#### Task instructions:
Make an exact copy of all the records.

#### Provided information:
^^^^

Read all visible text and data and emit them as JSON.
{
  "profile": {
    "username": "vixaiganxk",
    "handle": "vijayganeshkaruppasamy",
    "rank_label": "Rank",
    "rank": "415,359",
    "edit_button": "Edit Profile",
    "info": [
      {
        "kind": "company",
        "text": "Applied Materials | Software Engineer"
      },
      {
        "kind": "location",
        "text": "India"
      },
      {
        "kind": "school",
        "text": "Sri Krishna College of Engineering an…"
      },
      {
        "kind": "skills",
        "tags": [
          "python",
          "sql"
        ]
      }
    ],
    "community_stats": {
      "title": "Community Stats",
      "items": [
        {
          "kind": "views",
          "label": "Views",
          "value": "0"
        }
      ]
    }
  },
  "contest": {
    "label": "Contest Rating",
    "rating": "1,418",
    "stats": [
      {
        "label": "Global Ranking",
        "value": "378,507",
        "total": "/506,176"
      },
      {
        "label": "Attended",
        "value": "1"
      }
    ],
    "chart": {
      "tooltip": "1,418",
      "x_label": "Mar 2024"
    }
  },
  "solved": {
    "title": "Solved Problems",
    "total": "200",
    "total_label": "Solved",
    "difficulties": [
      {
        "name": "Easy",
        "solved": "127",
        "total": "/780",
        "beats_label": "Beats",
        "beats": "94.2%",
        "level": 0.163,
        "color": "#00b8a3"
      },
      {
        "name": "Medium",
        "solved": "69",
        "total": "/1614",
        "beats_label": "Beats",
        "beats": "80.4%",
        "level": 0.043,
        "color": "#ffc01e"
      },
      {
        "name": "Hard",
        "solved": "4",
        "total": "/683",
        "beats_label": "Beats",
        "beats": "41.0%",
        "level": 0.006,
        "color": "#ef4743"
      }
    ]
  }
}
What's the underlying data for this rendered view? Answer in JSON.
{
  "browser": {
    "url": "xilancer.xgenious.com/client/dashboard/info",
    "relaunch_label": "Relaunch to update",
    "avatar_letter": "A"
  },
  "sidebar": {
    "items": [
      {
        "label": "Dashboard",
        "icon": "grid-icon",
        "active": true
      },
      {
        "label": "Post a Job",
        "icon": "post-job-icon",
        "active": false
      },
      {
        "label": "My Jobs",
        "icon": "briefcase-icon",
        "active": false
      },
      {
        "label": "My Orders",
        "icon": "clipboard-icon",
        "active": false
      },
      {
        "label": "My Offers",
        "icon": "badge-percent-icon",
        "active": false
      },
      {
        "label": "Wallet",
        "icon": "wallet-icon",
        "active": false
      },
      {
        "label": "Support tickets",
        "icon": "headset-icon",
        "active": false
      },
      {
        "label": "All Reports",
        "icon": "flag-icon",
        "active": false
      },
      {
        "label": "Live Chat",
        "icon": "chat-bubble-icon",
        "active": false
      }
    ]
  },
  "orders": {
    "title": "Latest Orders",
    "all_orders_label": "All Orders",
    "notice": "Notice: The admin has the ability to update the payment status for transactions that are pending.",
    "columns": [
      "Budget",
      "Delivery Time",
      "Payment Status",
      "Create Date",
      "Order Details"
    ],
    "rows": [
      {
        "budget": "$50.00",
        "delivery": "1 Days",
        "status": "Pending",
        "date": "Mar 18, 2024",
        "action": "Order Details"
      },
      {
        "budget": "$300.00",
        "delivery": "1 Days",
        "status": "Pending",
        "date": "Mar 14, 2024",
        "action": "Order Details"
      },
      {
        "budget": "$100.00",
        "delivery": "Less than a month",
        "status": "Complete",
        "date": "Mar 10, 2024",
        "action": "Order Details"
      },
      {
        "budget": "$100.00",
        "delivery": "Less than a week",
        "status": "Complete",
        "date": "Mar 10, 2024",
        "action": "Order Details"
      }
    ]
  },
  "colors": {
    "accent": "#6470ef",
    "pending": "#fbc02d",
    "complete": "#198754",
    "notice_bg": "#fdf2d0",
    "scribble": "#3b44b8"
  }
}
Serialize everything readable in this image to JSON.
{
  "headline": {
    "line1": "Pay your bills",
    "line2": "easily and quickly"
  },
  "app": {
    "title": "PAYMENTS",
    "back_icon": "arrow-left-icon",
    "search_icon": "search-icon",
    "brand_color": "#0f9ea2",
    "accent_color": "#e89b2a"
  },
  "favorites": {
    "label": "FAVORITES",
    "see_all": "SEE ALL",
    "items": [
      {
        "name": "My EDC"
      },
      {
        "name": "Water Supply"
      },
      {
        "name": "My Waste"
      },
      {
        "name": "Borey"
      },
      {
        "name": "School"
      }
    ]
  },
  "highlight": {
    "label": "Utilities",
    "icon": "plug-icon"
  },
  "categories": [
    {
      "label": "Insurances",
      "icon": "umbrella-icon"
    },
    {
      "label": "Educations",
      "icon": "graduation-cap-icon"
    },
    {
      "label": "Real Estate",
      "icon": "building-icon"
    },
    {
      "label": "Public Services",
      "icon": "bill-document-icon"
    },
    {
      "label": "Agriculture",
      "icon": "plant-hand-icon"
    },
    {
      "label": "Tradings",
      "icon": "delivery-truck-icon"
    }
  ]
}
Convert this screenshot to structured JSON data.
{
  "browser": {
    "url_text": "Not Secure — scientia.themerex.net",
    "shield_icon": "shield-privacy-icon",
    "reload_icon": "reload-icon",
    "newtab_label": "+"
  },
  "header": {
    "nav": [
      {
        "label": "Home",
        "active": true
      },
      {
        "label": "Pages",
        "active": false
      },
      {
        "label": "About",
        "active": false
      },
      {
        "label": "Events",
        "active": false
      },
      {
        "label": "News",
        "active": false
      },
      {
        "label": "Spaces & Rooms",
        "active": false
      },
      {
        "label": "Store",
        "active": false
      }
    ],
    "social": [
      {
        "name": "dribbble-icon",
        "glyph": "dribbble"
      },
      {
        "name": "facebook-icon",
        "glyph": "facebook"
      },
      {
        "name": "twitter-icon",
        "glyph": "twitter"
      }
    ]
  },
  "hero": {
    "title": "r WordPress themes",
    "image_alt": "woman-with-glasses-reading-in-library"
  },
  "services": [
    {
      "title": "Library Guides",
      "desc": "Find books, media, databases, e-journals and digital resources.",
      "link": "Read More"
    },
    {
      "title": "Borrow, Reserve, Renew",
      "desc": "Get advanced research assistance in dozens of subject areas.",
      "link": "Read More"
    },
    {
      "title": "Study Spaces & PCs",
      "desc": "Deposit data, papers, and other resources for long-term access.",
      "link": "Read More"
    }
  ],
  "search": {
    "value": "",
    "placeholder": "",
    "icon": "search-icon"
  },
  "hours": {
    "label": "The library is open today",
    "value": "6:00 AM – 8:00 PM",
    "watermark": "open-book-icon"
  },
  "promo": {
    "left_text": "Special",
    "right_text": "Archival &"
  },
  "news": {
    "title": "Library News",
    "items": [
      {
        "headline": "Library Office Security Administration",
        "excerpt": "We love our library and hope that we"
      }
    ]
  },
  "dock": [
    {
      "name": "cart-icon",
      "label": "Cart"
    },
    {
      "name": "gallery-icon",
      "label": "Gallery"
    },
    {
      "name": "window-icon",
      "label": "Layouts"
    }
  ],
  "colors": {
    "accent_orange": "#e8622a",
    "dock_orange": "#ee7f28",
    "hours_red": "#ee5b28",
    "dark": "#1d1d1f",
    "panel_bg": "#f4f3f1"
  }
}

^^^^

#### Exercise answer:
Read all visible text and data and emit them as JSON.
{
  "profile": {
    "username": "vixaiganxk",
    "handle": "vijayganeshkaruppasamy",
    "rank_label": "Rank",
    "rank": "415,359",
    "edit_button": "Edit Profile",
    "info": [
      {
        "kind": "company",
        "text": "Applied Materials | Software Engineer"
      },
      {
        "kind": "location",
        "text": "India"
      },
      {
        "kind": "school",
        "text": "Sri Krishna College of Engineering an…"
      },
      {
        "kind": "skills",
        "tags": [
          "python",
          "sql"
        ]
      }
    ],
    "community_stats": {
      "title": "Community Stats",
      "items": [
        {
          "kind": "views",
          "label": "Views",
          "value": "0"
        }
      ]
    }
  },
  "contest": {
    "label": "Contest Rating",
    "rating": "1,418",
    "stats": [
      {
        "label": "Global Ranking",
        "value": "378,507",
        "total": "/506,176"
      },
      {
        "label": "Attended",
        "value": "1"
      }
    ],
    "chart": {
      "tooltip": "1,418",
      "x_label": "Mar 2024"
    }
  },
  "solved": {
    "title": "Solved Problems",
    "total": "200",
    "total_label": "Solved",
    "difficulties": [
      {
        "name": "Easy",
        "solved": "127",
        "total": "/780",
        "beats_label": "Beats",
        "beats": "94.2%",
        "level": 0.163,
        "color": "#00b8a3"
      },
      {
        "name": "Medium",
        "solved": "69",
        "total": "/1614",
        "beats_label": "Beats",
        "beats": "80.4%",
        "level": 0.043,
        "color": "#ffc01e"
      },
      {
        "name": "Hard",
        "solved": "4",
        "total": "/683",
        "beats_label": "Beats",
        "beats": "41.0%",
        "level": 0.006,
        "color": "#ef4743"
      }
    ]
  }
}
What's the underlying data for this rendered view? Answer in JSON.
{
  "browser": {
    "url": "xilancer.xgenious.com/client/dashboard/info",
    "relaunch_label": "Relaunch to update",
    "avatar_letter": "A"
  },
  "sidebar": {
    "items": [
      {
        "label": "Dashboard",
        "icon": "grid-icon",
        "active": true
      },
      {
        "label": "Post a Job",
        "icon": "post-job-icon",
        "active": false
      },
      {
        "label": "My Jobs",
        "icon": "briefcase-icon",
        "active": false
      },
      {
        "label": "My Orders",
        "icon": "clipboard-icon",
        "active": false
      },
      {
        "label": "My Offers",
        "icon": "badge-percent-icon",
        "active": false
      },
      {
        "label": "Wallet",
        "icon": "wallet-icon",
        "active": false
      },
      {
        "label": "Support tickets",
        "icon": "headset-icon",
        "active": false
      },
      {
        "label": "All Reports",
        "icon": "flag-icon",
        "active": false
      },
      {
        "label": "Live Chat",
        "icon": "chat-bubble-icon",
        "active": false
      }
    ]
  },
  "orders": {
    "title": "Latest Orders",
    "all_orders_label": "All Orders",
    "notice": "Notice: The admin has the ability to update the payment status for transactions that are pending.",
    "columns": [
      "Budget",
      "Delivery Time",
      "Payment Status",
      "Create Date",
      "Order Details"
    ],
    "rows": [
      {
        "budget": "$50.00",
        "delivery": "1 Days",
        "status": "Pending",
        "date": "Mar 18, 2024",
        "action": "Order Details"
      },
      {
        "budget": "$300.00",
        "delivery": "1 Days",
        "status": "Pending",
        "date": "Mar 14, 2024",
        "action": "Order Details"
      },
      {
        "budget": "$100.00",
        "delivery": "Less than a month",
        "status": "Complete",
        "date": "Mar 10, 2024",
        "action": "Order Details"
      },
      {
        "budget": "$100.00",
        "delivery": "Less than a week",
        "status": "Complete",
        "date": "Mar 10, 2024",
        "action": "Order Details"
      }
    ]
  },
  "colors": {
    "accent": "#6470ef",
    "pending": "#fbc02d",
    "complete": "#198754",
    "notice_bg": "#fdf2d0",
    "scribble": "#3b44b8"
  }
}
Serialize everything readable in this image to JSON.
{
  "headline": {
    "line1": "Pay your bills",
    "line2": "easily and quickly"
  },
  "app": {
    "title": "PAYMENTS",
    "back_icon": "arrow-left-icon",
    "search_icon": "search-icon",
    "brand_color": "#0f9ea2",
    "accent_color": "#e89b2a"
  },
  "favorites": {
    "label": "FAVORITES",
    "see_all": "SEE ALL",
    "items": [
      {
        "name": "My EDC"
      },
      {
        "name": "Water Supply"
      },
      {
        "name": "My Waste"
      },
      {
        "name": "Borey"
      },
      {
        "name": "School"
      }
    ]
  },
  "highlight": {
    "label": "Utilities",
    "icon": "plug-icon"
  },
  "categories": [
    {
      "label": "Insurances",
      "icon": "umbrella-icon"
    },
    {
      "label": "Educations",
      "icon": "graduation-cap-icon"
    },
    {
      "label": "Real Estate",
      "icon": "building-icon"
    },
    {
      "label": "Public Services",
      "icon": "bill-document-icon"
    },
    {
      "label": "Agriculture",
      "icon": "plant-hand-icon"
    },
    {
      "label": "Tradings",
      "icon": "delivery-truck-icon"
    }
  ]
}
Convert this screenshot to structured JSON data.
{
  "browser": {
    "url_text": "Not Secure — scientia.themerex.net",
    "shield_icon": "shield-privacy-icon",
    "reload_icon": "reload-icon",
    "newtab_label": "+"
  },
  "header": {
    "nav": [
      {
        "label": "Home",
        "active": true
      },
      {
        "label": "Pages",
        "active": false
      },
      {
        "label": "About",
        "active": false
      },
      {
        "label": "Events",
        "active": false
      },
      {
        "label": "News",
        "active": false
      },
      {
        "label": "Spaces & Rooms",
        "active": false
      },
      {
        "label": "Store",
        "active": false
      }
    ],
    "social": [
      {
        "name": "dribbble-icon",
        "glyph": "dribbble"
      },
      {
        "name": "facebook-icon",
        "glyph": "facebook"
      },
      {
        "name": "twitter-icon",
        "glyph": "twitter"
      }
    ]
  },
  "hero": {
    "title": "r WordPress themes",
    "image_alt": "woman-with-glasses-reading-in-library"
  },
  "services": [
    {
      "title": "Library Guides",
      "desc": "Find books, media, databases, e-journals and digital resources.",
      "link": "Read More"
    },
    {
      "title": "Borrow, Reserve, Renew",
      "desc": "Get advanced research assistance in dozens of subject areas.",
      "link": "Read More"
    },
    {
      "title": "Study Spaces & PCs",
      "desc": "Deposit data, papers, and other resources for long-term access.",
      "link": "Read More"
    }
  ],
  "search": {
    "value": "",
    "placeholder": "",
    "icon": "search-icon"
  },
  "hours": {
    "label": "The library is open today",
    "value": "6:00 AM – 8:00 PM",
    "watermark": "open-book-icon"
  },
  "promo": {
    "left_text": "Special",
    "right_text": "Archival &"
  },
  "news": {
    "title": "Library News",
    "items": [
      {
        "headline": "Library Office Security Administration",
        "excerpt": "We love our library and hope that we"
      }
    ]
  },
  "dock": [
    {
      "name": "cart-icon",
      "label": "Cart"
    },
    {
      "name": "gallery-icon",
      "label": "Gallery"
    },
    {
      "name": "window-icon",
      "label": "Layouts"
    }
  ],
  "colors": {
    "accent_orange": "#e8622a",
    "dock_orange": "#ee7f28",
    "hours_red": "#ee5b28",
    "dark": "#1d1d1f",
    "panel_bg": "#f4f3f1"
  }
}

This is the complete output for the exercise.